| Exercise description |
The records below are to be repeated in full, exactly as they are.

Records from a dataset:
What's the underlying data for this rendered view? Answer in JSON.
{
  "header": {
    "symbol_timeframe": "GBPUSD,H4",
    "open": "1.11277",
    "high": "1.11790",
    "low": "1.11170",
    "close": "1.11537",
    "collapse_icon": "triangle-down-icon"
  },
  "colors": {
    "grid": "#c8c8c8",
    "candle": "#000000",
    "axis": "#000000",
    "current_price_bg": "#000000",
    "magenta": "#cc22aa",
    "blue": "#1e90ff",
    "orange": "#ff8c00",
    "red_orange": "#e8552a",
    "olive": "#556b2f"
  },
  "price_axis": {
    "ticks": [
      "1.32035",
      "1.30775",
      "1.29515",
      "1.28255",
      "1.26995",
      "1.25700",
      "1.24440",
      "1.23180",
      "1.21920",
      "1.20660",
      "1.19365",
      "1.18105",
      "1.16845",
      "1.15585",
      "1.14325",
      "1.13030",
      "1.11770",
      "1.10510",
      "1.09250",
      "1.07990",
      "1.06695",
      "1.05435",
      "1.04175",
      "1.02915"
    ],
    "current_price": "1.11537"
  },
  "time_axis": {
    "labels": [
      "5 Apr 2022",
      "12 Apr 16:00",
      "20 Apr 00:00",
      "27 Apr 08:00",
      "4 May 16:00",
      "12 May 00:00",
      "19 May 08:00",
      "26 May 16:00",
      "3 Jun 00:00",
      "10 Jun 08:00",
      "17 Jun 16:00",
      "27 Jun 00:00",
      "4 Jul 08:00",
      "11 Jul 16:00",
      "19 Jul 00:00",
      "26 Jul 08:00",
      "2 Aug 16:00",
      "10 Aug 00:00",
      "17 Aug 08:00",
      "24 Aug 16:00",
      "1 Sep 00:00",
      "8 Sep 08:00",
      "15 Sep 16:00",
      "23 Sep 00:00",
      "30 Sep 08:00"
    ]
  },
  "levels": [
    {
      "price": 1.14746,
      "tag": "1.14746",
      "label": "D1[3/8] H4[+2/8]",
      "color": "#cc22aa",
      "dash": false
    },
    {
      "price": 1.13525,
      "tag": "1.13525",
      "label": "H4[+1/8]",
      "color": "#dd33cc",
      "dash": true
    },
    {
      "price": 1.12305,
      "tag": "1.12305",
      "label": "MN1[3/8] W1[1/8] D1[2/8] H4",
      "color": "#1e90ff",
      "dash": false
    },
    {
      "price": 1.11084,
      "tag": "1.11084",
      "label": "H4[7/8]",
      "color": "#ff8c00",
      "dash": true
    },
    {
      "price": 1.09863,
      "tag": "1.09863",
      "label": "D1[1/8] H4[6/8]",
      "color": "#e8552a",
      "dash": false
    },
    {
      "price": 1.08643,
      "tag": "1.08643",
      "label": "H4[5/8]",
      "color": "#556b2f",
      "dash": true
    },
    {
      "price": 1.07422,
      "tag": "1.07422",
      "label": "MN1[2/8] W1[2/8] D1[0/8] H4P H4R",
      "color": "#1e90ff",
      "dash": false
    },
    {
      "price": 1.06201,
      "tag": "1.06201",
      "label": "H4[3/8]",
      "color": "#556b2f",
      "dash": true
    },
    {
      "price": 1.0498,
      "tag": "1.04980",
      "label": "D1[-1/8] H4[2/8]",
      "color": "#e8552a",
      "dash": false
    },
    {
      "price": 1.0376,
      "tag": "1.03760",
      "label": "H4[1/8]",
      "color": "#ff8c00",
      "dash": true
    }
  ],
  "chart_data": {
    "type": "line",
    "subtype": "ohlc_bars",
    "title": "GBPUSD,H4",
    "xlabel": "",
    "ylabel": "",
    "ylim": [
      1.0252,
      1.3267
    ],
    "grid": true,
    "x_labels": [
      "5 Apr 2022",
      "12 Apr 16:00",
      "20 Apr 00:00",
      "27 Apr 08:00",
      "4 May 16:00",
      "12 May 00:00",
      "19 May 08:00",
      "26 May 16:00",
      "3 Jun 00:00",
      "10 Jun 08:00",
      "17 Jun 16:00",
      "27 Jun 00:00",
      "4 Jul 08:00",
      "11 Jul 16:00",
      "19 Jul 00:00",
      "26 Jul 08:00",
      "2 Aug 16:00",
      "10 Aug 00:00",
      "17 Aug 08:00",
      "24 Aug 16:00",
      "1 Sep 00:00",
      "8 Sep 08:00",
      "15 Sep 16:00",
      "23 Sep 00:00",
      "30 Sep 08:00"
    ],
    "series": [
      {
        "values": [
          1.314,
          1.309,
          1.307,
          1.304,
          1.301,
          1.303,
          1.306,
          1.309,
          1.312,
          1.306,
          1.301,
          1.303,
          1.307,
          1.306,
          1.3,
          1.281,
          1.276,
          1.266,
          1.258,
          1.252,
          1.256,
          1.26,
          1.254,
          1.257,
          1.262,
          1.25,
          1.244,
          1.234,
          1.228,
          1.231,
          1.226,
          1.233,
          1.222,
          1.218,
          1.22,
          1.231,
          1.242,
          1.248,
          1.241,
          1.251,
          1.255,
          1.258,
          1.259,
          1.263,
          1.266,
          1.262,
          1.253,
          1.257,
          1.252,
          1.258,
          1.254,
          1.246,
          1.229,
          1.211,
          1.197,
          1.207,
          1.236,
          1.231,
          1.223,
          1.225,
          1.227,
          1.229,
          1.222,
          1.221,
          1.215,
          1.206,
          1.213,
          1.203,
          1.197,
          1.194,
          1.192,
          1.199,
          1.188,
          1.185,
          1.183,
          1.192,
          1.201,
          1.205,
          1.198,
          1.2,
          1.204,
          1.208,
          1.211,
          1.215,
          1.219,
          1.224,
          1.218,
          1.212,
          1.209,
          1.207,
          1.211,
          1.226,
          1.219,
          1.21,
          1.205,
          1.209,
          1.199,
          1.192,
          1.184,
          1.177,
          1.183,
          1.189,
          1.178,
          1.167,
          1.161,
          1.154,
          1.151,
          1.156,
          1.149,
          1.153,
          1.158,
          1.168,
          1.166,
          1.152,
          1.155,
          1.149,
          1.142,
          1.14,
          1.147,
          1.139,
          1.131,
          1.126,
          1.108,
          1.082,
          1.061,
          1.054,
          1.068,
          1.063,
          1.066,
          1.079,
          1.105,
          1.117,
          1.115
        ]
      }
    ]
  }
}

| Result of the task |
What's the underlying data for this rendered view? Answer in JSON.
{
  "header": {
    "symbol_timeframe": "GBPUSD,H4",
    "open": "1.11277",
    "high": "1.11790",
    "low": "1.11170",
    "close": "1.11537",
    "collapse_icon": "triangle-down-icon"
  },
  "colors": {
    "grid": "#c8c8c8",
    "candle": "#000000",
    "axis": "#000000",
    "current_price_bg": "#000000",
    "magenta": "#cc22aa",
    "blue": "#1e90ff",
    "orange": "#ff8c00",
    "red_orange": "#e8552a",
    "olive": "#556b2f"
  },
  "price_axis": {
    "ticks": [
      "1.32035",
      "1.30775",
      "1.29515",
      "1.28255",
      "1.26995",
      "1.25700",
      "1.24440",
      "1.23180",
      "1.21920",
      "1.20660",
      "1.19365",
      "1.18105",
      "1.16845",
      "1.15585",
      "1.14325",
      "1.13030",
      "1.11770",
      "1.10510",
      "1.09250",
      "1.07990",
      "1.06695",
      "1.05435",
      "1.04175",
      "1.02915"
    ],
    "current_price": "1.11537"
  },
  "time_axis": {
    "labels": [
      "5 Apr 2022",
      "12 Apr 16:00",
      "20 Apr 00:00",
      "27 Apr 08:00",
      "4 May 16:00",
      "12 May 00:00",
      "19 May 08:00",
      "26 May 16:00",
      "3 Jun 00:00",
      "10 Jun 08:00",
      "17 Jun 16:00",
      "27 Jun 00:00",
      "4 Jul 08:00",
      "11 Jul 16:00",
      "19 Jul 00:00",
      "26 Jul 08:00",
      "2 Aug 16:00",
      "10 Aug 00:00",
      "17 Aug 08:00",
      "24 Aug 16:00",
      "1 Sep 00:00",
      "8 Sep 08:00",
      "15 Sep 16:00",
      "23 Sep 00:00",
      "30 Sep 08:00"
    ]
  },
  "levels": [
    {
      "price": 1.14746,
      "tag": "1.14746",
      "label": "D1[3/8] H4[+2/8]",
      "color": "#cc22aa",
      "dash": false
    },
    {
      "price": 1.13525,
      "tag": "1.13525",
      "label": "H4[+1/8]",
      "color": "#dd33cc",
      "dash": true
    },
    {
      "price": 1.12305,
      "tag": "1.12305",
      "label": "MN1[3/8] W1[1/8] D1[2/8] H4",
      "color": "#1e90ff",
      "dash": false
    },
    {
      "price": 1.11084,
      "tag": "1.11084",
      "label": "H4[7/8]",
      "color": "#ff8c00",
      "dash": true
    },
    {
      "price": 1.09863,
      "tag": "1.09863",
      "label": "D1[1/8] H4[6/8]",
      "color": "#e8552a",
      "dash": false
    },
    {
      "price": 1.08643,
      "tag": "1.08643",
      "label": "H4[5/8]",
      "color": "#556b2f",
      "dash": true
    },
    {
      "price": 1.07422,
      "tag": "1.07422",
      "label": "MN1[2/8] W1[2/8] D1[0/8] H4P H4R",
      "color": "#1e90ff",
      "dash": false
    },
    {
      "price": 1.06201,
      "tag": "1.06201",
      "label": "H4[3/8]",
      "color": "#556b2f",
      "dash": true
    },
    {
      "price": 1.0498,
      "tag": "1.04980",
      "label": "D1[-1/8] H4[2/8]",
      "color": "#e8552a",
      "dash": false
    },
    {
      "price": 1.0376,
      "tag": "1.03760",
      "label": "H4[1/8]",
      "color": "#ff8c00",
      "dash": true
    }
  ],
  "chart_data": {
    "type": "line",
    "subtype": "ohlc_bars",
    "title": "GBPUSD,H4",
    "xlabel": "",
    "ylabel": "",
    "ylim": [
      1.0252,
      1.3267
    ],
    "grid": true,
    "x_labels": [
      "5 Apr 2022",
      "12 Apr 16:00",
      "20 Apr 00:00",
      "27 Apr 08:00",
      "4 May 16:00",
      "12 May 00:00",
      "19 May 08:00",
      "26 May 16:00",
      "3 Jun 00:00",
      "10 Jun 08:00",
      "17 Jun 16:00",
      "27 Jun 00:00",
      "4 Jul 08:00",
      "11 Jul 16:00",
      "19 Jul 00:00",
      "26 Jul 08:00",
      "2 Aug 16:00",
      "10 Aug 00:00",
      "17 Aug 08:00",
      "24 Aug 16:00",
      "1 Sep 00:00",
      "8 Sep 08:00",
      "15 Sep 16:00",
      "23 Sep 00:00",
      "30 Sep 08:00"
    ],
    "series": [
      {
        "values": [
          1.314,
          1.309,
          1.307,
          1.304,
          1.301,
          1.303,
          1.306,
          1.309,
          1.312,
          1.306,
          1.301,
          1.303,
          1.307,
          1.306,
          1.3,
          1.281,
          1.276,
          1.266,
          1.258,
          1.252,
          1.256,
          1.26,
          1.254,
          1.257,
          1.262,
          1.25,
          1.244,
          1.234,
          1.228,
          1.231,
          1.226,
          1.233,
          1.222,
          1.218,
          1.22,
          1.231,
          1.242,
          1.248,
          1.241,
          1.251,
          1.255,
          1.258,
          1.259,
          1.263,
          1.266,
          1.262,
          1.253,
          1.257,
          1.252,
          1.258,
          1.254,
          1.246,
          1.229,
          1.211,
          1.197,
          1.207,
          1.236,
          1.231,
          1.223,
          1.225,
          1.227,
          1.229,
          1.222,
          1.221,
          1.215,
          1.206,
          1.213,
          1.203,
          1.197,
          1.194,
          1.192,
          1.199,
          1.188,
          1.185,
          1.183,
          1.192,
          1.201,
          1.205,
          1.198,
          1.2,
          1.204,
          1.208,
          1.211,
          1.215,
          1.219,
          1.224,
          1.218,
          1.212,
          1.209,
          1.207,
          1.211,
          1.226,
          1.219,
          1.21,
          1.205,
          1.209,
          1.199,
          1.192,
          1.184,
          1.177,
          1.183,
          1.189,
          1.178,
          1.167,
          1.161,
          1.154,
          1.151,
          1.156,
          1.149,
          1.153,
          1.158,
          1.168,
          1.166,
          1.152,
          1.155,
          1.149,
          1.142,
          1.14,
          1.147,
          1.139,
          1.131,
          1.126,
          1.108,
          1.082,
          1.061,
          1.054,
          1.068,
          1.063,
          1.066,
          1.079,
          1.105,
          1.117,
          1.115
        ]
      }
    ]
  }
}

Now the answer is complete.